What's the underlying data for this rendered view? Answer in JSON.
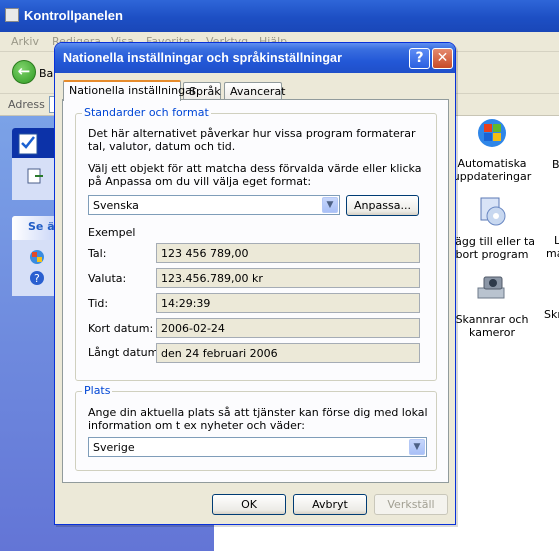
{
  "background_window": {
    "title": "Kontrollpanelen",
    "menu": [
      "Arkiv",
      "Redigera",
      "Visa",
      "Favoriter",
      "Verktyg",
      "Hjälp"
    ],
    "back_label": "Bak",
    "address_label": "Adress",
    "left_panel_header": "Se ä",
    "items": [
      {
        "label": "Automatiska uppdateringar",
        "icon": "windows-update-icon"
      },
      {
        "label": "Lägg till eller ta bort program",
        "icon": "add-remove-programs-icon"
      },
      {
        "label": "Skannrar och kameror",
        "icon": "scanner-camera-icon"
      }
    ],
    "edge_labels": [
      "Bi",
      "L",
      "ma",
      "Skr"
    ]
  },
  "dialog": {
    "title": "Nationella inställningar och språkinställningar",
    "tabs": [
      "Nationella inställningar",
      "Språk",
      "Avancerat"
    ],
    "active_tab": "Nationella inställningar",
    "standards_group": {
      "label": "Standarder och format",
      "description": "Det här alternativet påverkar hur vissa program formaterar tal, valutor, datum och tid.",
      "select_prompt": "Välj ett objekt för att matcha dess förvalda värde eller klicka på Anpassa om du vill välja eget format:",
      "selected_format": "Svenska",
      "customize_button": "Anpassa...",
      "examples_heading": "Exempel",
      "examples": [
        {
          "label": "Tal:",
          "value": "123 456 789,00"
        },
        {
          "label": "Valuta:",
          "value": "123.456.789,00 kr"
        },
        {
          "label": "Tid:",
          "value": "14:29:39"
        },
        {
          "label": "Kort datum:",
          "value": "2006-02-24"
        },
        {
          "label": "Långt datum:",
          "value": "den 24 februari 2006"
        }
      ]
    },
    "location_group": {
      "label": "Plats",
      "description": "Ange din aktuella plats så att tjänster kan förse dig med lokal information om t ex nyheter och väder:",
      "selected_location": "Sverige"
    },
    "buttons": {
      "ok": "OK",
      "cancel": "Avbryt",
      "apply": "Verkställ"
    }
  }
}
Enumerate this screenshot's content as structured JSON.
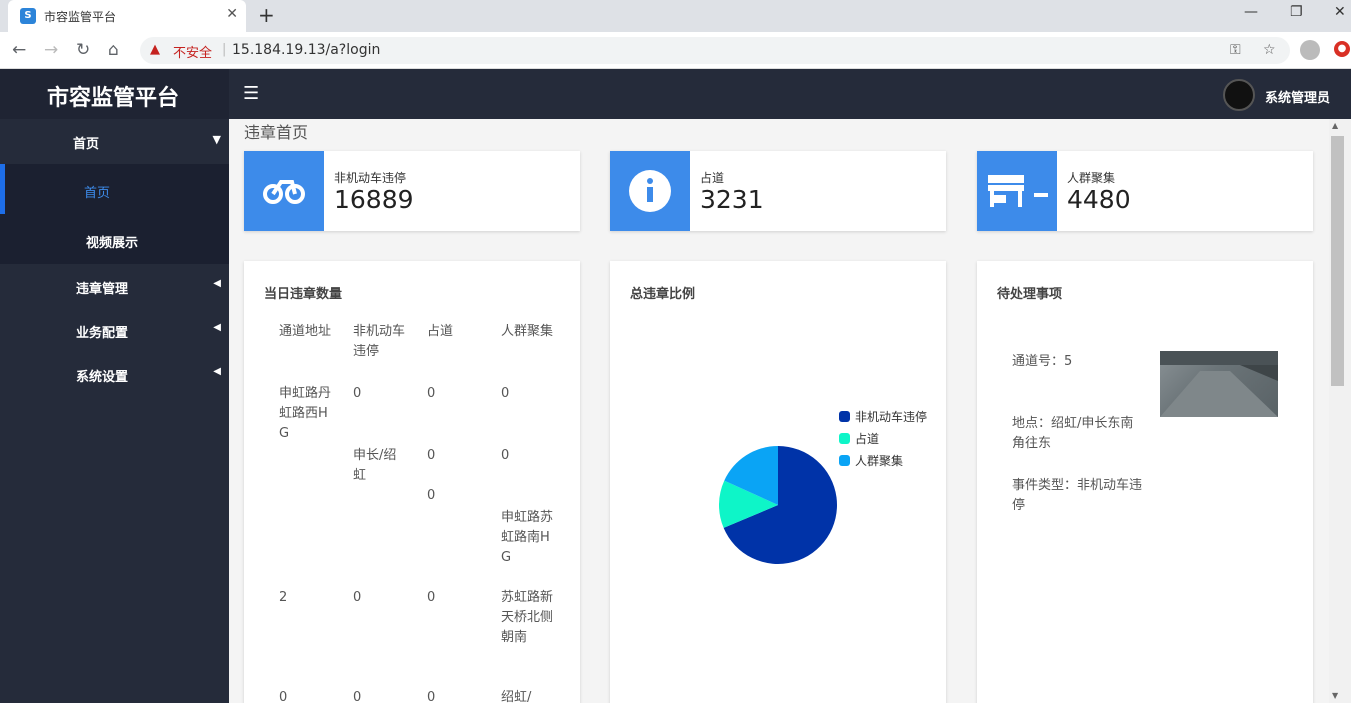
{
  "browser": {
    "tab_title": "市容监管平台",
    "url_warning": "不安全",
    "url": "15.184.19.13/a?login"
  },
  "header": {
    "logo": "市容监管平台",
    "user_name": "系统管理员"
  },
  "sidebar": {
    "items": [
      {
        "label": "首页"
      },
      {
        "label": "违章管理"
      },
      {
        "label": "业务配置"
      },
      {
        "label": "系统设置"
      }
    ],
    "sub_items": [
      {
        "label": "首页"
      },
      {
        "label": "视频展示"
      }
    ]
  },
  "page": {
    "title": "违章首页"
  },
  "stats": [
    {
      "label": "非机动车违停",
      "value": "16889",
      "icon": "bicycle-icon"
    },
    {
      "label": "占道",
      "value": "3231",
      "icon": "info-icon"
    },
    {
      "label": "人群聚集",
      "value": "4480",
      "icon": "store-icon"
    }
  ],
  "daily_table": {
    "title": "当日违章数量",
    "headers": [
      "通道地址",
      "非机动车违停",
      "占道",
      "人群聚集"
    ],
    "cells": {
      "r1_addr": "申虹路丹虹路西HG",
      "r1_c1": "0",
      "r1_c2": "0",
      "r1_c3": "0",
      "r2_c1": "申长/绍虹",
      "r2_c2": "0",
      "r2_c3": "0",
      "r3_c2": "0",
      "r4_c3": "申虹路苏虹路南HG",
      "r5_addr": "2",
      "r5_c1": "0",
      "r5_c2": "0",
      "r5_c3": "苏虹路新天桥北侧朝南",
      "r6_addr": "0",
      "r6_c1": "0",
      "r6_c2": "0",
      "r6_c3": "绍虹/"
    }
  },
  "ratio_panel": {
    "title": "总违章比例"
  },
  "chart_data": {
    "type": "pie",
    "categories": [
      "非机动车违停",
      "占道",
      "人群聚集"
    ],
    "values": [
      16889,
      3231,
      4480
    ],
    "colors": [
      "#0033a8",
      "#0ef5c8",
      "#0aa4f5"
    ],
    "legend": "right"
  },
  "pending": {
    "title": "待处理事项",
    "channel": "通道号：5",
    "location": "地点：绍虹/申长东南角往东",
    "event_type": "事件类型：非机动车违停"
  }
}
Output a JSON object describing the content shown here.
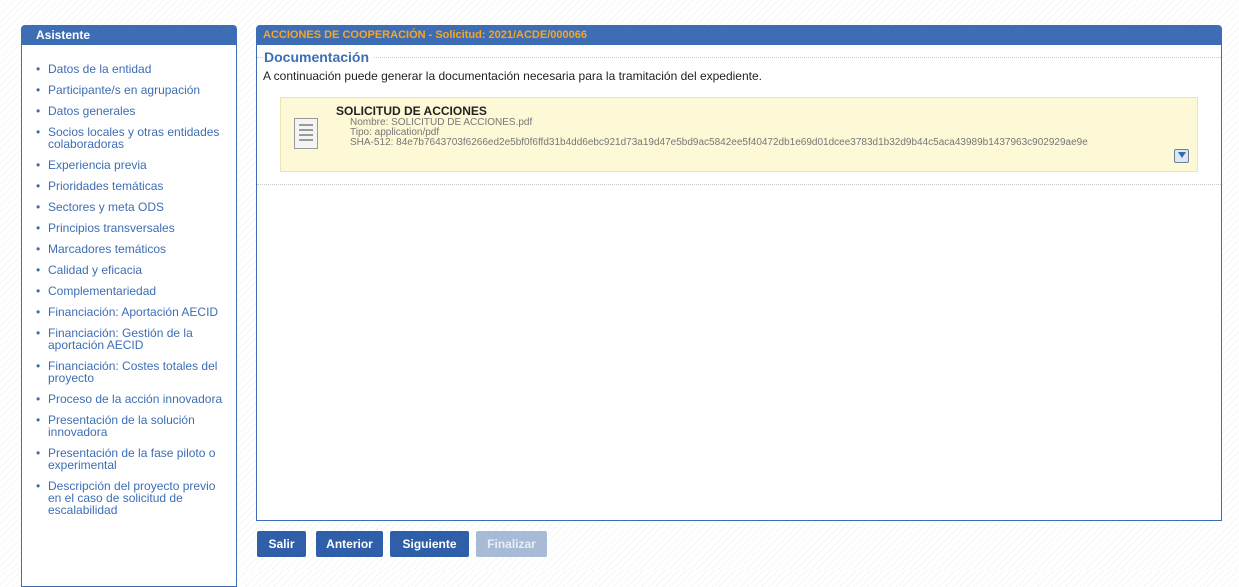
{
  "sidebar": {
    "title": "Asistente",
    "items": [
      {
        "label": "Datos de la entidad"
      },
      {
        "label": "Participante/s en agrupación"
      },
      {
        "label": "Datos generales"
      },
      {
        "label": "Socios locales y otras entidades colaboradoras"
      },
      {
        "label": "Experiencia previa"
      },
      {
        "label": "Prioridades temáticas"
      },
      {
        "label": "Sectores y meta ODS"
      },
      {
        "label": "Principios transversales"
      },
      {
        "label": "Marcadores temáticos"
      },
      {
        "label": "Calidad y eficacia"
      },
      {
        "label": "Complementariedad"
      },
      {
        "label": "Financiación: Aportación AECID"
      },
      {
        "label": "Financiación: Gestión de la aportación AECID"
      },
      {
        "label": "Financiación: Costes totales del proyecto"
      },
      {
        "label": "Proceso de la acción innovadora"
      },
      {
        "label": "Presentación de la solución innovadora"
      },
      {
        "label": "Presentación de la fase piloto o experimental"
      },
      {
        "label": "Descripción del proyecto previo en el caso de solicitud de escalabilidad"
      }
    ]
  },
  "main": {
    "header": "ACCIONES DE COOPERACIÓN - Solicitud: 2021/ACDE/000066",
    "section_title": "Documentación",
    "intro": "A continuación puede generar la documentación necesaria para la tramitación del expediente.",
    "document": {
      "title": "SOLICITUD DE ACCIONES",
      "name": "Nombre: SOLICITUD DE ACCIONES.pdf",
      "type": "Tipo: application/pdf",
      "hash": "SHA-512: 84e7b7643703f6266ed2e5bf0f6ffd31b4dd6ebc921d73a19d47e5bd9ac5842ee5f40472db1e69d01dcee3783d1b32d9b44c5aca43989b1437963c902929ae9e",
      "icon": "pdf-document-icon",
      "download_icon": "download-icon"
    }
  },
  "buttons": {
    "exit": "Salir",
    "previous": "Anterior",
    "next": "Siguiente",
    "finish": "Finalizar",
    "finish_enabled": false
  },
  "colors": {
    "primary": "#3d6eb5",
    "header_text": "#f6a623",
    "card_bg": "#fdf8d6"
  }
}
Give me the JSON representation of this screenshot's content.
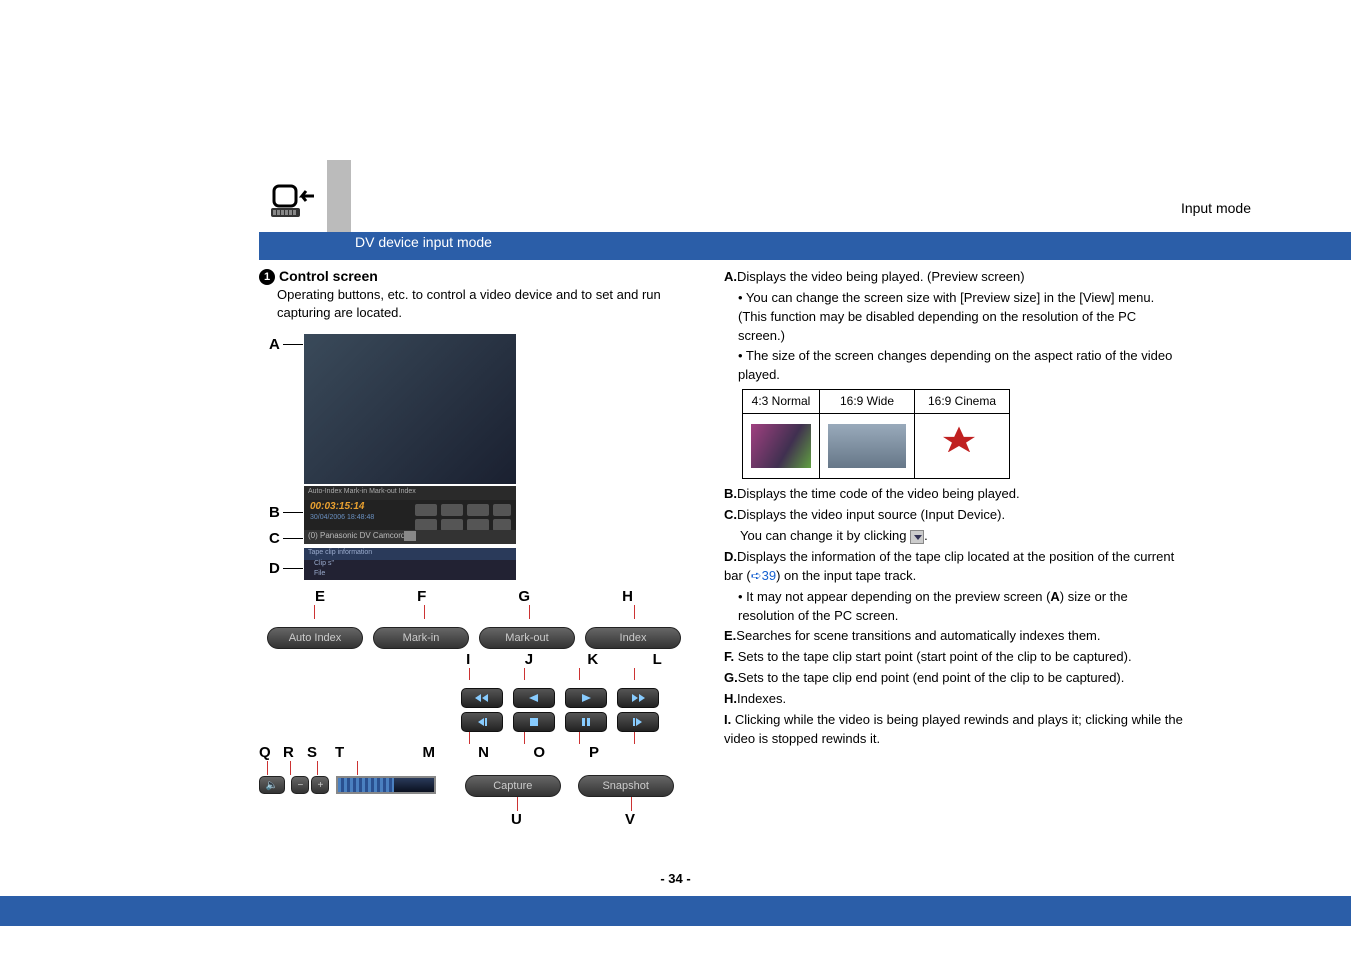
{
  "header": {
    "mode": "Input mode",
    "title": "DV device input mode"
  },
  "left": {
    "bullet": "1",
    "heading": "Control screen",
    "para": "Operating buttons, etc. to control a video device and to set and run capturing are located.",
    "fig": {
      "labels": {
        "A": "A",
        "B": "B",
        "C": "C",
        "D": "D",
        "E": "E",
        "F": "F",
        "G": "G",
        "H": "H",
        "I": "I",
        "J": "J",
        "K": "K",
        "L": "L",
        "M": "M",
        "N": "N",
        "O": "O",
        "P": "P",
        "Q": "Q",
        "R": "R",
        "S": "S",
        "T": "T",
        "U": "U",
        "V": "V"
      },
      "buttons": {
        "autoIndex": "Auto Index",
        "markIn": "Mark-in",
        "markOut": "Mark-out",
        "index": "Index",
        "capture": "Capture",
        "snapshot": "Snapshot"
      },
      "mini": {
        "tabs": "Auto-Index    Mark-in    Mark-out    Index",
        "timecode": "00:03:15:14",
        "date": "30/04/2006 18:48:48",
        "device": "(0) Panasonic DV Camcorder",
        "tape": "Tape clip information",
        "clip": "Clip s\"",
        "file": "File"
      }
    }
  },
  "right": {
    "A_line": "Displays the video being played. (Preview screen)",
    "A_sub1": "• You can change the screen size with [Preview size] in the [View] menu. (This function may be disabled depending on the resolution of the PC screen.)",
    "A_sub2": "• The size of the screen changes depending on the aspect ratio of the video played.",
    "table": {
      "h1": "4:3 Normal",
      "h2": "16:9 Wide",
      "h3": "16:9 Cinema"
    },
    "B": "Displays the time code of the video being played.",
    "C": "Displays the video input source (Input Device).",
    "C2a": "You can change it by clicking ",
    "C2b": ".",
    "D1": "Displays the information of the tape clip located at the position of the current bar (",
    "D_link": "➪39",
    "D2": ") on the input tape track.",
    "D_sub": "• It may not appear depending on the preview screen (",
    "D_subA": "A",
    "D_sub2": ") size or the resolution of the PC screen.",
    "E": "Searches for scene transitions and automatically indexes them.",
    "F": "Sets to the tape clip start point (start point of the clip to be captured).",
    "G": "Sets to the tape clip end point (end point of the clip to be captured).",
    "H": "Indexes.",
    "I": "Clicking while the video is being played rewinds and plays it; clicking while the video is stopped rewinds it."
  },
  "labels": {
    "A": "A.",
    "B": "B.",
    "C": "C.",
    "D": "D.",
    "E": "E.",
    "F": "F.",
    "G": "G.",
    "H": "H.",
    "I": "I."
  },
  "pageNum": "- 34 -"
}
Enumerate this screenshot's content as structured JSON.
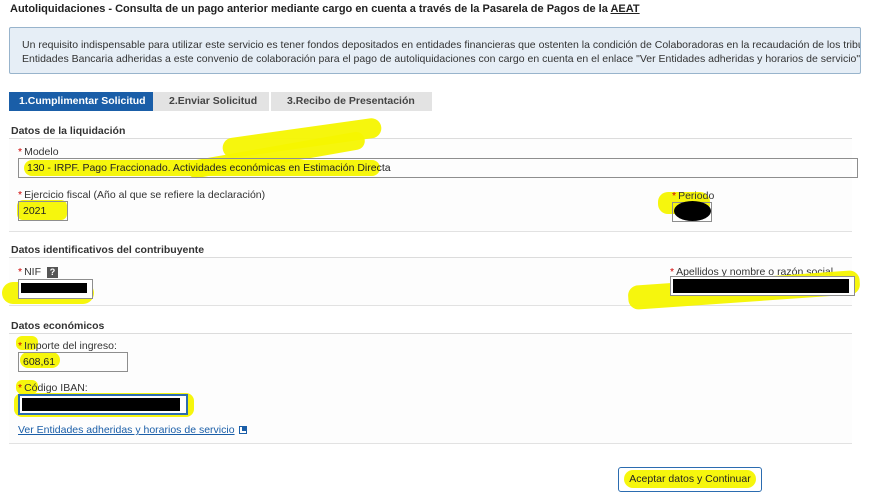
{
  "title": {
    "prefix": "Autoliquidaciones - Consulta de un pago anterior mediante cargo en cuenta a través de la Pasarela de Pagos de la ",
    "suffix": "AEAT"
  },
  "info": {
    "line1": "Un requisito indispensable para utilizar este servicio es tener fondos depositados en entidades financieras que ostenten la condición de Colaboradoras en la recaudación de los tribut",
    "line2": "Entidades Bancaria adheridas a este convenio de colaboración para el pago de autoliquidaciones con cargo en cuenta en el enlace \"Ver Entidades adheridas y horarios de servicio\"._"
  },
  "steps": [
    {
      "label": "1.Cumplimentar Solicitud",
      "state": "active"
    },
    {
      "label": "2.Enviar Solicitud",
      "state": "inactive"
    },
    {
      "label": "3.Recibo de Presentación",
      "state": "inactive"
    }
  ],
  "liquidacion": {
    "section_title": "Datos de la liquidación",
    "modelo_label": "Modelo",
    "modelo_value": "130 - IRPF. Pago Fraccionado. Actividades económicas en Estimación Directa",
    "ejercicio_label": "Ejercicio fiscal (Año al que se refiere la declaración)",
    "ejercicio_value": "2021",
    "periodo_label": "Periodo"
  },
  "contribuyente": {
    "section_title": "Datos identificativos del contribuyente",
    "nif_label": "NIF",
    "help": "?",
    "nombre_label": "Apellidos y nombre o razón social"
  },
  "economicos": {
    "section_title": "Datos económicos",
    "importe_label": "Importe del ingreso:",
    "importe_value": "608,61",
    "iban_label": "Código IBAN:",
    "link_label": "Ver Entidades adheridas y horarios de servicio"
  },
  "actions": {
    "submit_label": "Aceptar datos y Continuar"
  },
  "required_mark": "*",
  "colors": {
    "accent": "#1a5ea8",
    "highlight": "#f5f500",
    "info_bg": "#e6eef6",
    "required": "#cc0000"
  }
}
+===+
Direction:
Copy out all lines that carry the word "tape".

Problem solution:
        "tape": "Tape clip information",
    "D1": "Displays the information of the tape clip located at the position of the current bar (",
    "D2": ") on the input tape track.",
    "F": "Sets to the tape clip start point (start point of the clip to be captured).",
    "G": "Sets to the tape clip end point (end point of the clip to be captured).",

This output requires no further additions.